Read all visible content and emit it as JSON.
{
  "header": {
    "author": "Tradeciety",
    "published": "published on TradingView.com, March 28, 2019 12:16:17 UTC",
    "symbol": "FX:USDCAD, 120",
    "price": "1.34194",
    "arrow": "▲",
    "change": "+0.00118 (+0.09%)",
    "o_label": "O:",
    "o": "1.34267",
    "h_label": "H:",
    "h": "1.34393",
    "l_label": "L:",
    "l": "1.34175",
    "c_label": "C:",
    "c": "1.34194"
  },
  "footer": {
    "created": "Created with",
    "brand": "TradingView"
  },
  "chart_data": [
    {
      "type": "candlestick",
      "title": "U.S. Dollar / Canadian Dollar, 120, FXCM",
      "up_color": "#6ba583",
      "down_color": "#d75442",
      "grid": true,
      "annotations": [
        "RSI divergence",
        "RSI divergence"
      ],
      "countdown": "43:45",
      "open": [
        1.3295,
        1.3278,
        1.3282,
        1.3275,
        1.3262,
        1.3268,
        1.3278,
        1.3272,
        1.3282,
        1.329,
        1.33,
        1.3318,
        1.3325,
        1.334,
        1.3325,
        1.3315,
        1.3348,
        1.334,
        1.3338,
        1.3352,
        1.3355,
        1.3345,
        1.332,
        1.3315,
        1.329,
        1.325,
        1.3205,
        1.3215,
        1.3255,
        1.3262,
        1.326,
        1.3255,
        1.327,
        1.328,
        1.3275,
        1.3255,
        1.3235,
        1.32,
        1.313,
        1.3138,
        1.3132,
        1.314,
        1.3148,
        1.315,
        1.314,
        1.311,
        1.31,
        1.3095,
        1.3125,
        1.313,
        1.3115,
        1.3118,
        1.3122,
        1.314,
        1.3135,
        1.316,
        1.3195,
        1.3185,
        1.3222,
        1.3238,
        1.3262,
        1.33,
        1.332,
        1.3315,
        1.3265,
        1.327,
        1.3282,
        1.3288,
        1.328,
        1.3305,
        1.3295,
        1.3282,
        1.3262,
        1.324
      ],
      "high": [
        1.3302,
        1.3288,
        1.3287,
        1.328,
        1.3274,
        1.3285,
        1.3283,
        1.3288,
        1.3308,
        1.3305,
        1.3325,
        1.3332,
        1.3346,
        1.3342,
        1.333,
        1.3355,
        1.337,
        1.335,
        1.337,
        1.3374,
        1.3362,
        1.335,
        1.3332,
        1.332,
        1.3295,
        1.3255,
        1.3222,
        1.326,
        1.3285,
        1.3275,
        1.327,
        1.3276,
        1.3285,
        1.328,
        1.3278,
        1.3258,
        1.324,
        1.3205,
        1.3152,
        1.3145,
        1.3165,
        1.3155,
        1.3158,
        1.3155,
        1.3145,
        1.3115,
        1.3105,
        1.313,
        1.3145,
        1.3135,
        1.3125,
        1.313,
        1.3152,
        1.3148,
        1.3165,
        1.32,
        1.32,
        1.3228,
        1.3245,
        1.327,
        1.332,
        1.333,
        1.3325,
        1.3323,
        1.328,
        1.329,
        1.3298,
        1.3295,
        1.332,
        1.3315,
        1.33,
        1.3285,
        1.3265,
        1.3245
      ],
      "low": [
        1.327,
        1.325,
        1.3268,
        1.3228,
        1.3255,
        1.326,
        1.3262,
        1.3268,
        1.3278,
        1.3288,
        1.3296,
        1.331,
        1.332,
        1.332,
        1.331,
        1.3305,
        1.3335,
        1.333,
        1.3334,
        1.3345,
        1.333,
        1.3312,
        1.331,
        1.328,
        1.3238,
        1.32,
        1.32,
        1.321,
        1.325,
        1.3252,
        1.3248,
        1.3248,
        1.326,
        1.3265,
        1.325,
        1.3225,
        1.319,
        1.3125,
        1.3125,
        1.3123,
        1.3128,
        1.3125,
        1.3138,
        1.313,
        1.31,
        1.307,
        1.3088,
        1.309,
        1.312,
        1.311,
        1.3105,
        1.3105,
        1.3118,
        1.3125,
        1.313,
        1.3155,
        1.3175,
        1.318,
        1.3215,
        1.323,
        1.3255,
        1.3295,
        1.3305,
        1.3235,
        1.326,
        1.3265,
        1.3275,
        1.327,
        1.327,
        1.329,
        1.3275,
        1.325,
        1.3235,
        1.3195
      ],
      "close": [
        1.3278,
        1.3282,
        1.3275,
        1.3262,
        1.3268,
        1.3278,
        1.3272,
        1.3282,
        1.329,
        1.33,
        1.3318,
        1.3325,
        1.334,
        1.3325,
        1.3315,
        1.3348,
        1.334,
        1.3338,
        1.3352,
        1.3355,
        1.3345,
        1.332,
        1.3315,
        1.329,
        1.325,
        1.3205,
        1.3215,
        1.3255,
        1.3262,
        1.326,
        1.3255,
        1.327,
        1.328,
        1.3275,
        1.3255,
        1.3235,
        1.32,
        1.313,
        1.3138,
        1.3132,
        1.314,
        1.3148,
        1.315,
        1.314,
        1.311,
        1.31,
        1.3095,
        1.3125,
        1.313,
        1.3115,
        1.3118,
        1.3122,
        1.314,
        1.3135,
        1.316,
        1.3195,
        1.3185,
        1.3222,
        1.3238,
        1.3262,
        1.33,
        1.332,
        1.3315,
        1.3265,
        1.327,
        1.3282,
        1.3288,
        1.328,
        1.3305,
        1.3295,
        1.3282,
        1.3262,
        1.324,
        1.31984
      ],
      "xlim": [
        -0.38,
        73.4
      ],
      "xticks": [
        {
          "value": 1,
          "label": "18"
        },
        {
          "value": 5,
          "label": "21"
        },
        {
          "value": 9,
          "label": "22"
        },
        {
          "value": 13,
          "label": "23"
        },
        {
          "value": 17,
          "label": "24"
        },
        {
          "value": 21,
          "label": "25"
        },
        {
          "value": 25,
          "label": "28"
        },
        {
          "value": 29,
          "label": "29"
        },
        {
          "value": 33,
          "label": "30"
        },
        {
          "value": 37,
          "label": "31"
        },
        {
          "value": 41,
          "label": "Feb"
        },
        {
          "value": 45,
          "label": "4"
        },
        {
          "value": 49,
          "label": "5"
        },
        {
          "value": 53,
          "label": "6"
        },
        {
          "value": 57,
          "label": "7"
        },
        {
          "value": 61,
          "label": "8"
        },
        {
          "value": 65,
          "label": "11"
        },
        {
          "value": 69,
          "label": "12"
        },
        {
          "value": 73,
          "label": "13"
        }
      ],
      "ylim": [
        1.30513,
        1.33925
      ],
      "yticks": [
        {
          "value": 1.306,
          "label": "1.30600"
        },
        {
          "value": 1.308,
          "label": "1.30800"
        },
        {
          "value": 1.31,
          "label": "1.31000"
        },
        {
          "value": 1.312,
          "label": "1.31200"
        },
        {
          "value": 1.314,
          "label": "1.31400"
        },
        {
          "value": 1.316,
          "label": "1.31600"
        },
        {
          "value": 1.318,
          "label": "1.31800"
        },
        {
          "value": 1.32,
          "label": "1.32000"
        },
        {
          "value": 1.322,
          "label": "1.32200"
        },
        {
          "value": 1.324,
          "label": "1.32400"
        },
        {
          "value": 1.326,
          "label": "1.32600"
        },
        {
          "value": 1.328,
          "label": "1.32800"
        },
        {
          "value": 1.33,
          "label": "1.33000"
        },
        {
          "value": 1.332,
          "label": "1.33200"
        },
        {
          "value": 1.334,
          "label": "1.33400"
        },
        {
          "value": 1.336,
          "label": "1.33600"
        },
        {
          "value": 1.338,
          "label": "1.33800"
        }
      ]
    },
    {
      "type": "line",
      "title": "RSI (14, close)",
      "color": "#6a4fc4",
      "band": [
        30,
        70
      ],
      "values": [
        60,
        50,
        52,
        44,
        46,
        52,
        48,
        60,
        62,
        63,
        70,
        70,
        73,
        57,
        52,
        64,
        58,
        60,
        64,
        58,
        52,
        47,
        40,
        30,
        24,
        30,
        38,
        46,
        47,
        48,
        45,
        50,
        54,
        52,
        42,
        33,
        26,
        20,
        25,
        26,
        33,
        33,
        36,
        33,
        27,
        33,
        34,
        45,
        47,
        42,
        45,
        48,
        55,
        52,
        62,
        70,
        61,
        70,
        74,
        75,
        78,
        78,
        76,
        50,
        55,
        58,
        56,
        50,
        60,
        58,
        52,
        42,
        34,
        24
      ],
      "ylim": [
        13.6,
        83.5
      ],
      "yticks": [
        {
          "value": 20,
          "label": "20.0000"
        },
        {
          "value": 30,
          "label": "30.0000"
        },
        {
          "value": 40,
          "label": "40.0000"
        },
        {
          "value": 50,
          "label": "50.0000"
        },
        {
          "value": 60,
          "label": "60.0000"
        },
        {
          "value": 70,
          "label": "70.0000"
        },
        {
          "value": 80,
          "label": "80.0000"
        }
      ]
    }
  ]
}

EXERCISE REQUIREMENTS:
Copy all lines from the data that hold the word "title".

SOLUTION:
      "title": "U.S. Dollar / Canadian Dollar, 120, FXCM",
      "title": "RSI (14, close)",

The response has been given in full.